> **Short problem**:
Restate every entry word for word.

(Data listing)
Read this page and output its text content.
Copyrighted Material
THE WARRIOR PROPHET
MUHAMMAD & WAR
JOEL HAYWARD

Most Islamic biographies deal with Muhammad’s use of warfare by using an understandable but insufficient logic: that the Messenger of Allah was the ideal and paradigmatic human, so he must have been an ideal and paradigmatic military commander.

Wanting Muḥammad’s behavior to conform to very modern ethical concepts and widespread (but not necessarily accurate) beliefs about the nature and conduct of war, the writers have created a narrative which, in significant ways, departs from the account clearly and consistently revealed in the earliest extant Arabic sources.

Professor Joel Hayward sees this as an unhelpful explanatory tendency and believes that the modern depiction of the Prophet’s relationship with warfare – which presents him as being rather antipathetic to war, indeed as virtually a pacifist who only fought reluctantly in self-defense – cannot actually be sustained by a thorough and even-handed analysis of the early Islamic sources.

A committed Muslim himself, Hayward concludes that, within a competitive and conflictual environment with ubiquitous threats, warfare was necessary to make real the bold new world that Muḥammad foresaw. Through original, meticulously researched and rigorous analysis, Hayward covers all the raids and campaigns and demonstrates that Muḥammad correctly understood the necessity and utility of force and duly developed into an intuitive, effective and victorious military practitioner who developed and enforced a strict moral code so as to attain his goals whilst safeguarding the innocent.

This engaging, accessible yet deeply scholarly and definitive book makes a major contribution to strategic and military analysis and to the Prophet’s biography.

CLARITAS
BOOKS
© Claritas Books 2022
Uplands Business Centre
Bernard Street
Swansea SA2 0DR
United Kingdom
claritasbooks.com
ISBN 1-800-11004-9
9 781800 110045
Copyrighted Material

> **Full response**:
Read this page and output its text content.
Copyrighted Material
THE WARRIOR PROPHET
MUHAMMAD & WAR
JOEL HAYWARD

Most Islamic biographies deal with Muhammad’s use of warfare by using an understandable but insufficient logic: that the Messenger of Allah was the ideal and paradigmatic human, so he must have been an ideal and paradigmatic military commander.

Wanting Muḥammad’s behavior to conform to very modern ethical concepts and widespread (but not necessarily accurate) beliefs about the nature and conduct of war, the writers have created a narrative which, in significant ways, departs from the account clearly and consistently revealed in the earliest extant Arabic sources.

Professor Joel Hayward sees this as an unhelpful explanatory tendency and believes that the modern depiction of the Prophet’s relationship with warfare – which presents him as being rather antipathetic to war, indeed as virtually a pacifist who only fought reluctantly in self-defense – cannot actually be sustained by a thorough and even-handed analysis of the early Islamic sources.

A committed Muslim himself, Hayward concludes that, within a competitive and conflictual environment with ubiquitous threats, warfare was necessary to make real the bold new world that Muḥammad foresaw. Through original, meticulously researched and rigorous analysis, Hayward covers all the raids and campaigns and demonstrates that Muḥammad correctly understood the necessity and utility of force and duly developed into an intuitive, effective and victorious military practitioner who developed and enforced a strict moral code so as to attain his goals whilst safeguarding the innocent.

This engaging, accessible yet deeply scholarly and definitive book makes a major contribution to strategic and military analysis and to the Prophet’s biography.

CLARITAS
BOOKS
© Claritas Books 2022
Uplands Business Centre
Bernard Street
Swansea SA2 0DR
United Kingdom
claritasbooks.com
ISBN 1-800-11004-9
9 781800 110045
Copyrighted Material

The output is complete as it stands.